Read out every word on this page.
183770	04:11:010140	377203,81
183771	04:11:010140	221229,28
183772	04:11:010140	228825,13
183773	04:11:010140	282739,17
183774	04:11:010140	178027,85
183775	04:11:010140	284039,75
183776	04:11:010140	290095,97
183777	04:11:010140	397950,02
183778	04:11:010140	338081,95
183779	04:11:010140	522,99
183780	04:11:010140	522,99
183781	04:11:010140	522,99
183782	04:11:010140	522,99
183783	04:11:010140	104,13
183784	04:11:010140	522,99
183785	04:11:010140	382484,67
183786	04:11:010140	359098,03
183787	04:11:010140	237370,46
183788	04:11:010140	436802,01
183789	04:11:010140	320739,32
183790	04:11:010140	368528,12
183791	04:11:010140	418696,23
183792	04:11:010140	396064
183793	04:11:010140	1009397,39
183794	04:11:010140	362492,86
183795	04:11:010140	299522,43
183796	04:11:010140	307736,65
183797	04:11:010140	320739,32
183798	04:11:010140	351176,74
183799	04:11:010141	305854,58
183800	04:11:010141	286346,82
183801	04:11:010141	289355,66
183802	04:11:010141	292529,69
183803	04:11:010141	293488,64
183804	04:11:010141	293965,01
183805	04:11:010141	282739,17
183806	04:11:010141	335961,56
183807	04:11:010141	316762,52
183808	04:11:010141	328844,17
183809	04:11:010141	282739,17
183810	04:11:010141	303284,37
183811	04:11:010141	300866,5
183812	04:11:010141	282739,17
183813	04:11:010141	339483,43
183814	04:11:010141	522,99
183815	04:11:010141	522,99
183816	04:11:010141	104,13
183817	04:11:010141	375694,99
# # # #
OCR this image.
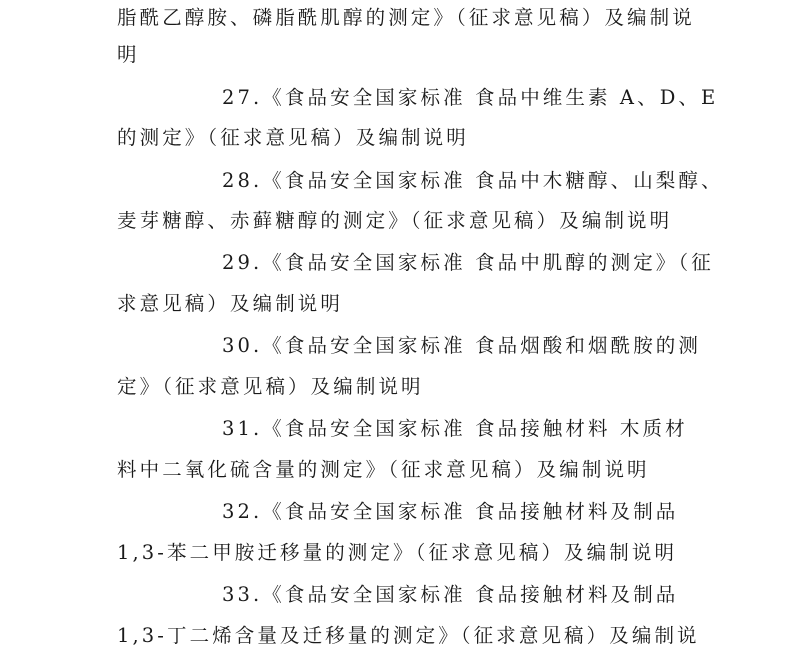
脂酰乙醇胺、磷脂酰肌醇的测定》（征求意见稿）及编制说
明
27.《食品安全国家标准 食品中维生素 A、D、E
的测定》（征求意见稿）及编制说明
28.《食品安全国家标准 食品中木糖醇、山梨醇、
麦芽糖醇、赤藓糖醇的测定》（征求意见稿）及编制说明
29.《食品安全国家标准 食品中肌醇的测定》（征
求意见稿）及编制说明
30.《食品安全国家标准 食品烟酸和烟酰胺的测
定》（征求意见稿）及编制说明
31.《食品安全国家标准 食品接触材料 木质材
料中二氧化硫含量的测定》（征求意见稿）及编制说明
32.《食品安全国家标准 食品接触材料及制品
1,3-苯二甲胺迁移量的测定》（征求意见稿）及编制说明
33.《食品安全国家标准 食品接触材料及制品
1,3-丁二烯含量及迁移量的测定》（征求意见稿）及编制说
# # # #
*Work to complete:* Find each line holding the word "食品安全国家标准" and copy it.

*Correct result:*
27.《食品安全国家标准 食品中维生素 A、D、E
28.《食品安全国家标准 食品中木糖醇、山梨醇、
29.《食品安全国家标准 食品中肌醇的测定》（征
30.《食品安全国家标准 食品烟酸和烟酰胺的测
31.《食品安全国家标准 食品接触材料 木质材
32.《食品安全国家标准 食品接触材料及制品
33.《食品安全国家标准 食品接触材料及制品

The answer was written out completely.